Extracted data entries
** Start **

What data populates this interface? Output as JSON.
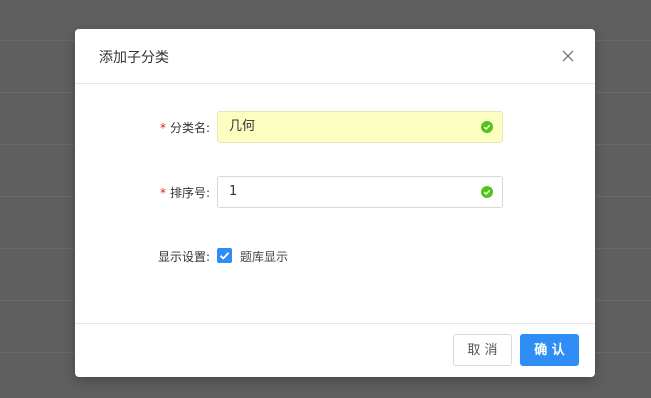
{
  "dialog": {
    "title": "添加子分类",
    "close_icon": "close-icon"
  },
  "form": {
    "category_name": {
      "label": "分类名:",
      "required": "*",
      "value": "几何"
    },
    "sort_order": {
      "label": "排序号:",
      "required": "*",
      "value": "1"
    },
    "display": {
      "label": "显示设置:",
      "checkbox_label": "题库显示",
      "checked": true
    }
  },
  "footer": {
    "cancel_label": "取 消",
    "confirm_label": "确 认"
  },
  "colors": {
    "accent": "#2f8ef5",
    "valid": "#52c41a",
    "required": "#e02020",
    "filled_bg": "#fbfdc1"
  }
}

** End **

Objective: Copy the listing exactly. Any image in it stays out of the copy.

Task response:
What data populates this interface? Output as JSON.
{
  "dialog": {
    "title": "添加子分类",
    "close_icon": "close-icon"
  },
  "form": {
    "category_name": {
      "label": "分类名:",
      "required": "*",
      "value": "几何"
    },
    "sort_order": {
      "label": "排序号:",
      "required": "*",
      "value": "1"
    },
    "display": {
      "label": "显示设置:",
      "checkbox_label": "题库显示",
      "checked": true
    }
  },
  "footer": {
    "cancel_label": "取 消",
    "confirm_label": "确 认"
  },
  "colors": {
    "accent": "#2f8ef5",
    "valid": "#52c41a",
    "required": "#e02020",
    "filled_bg": "#fbfdc1"
  }
}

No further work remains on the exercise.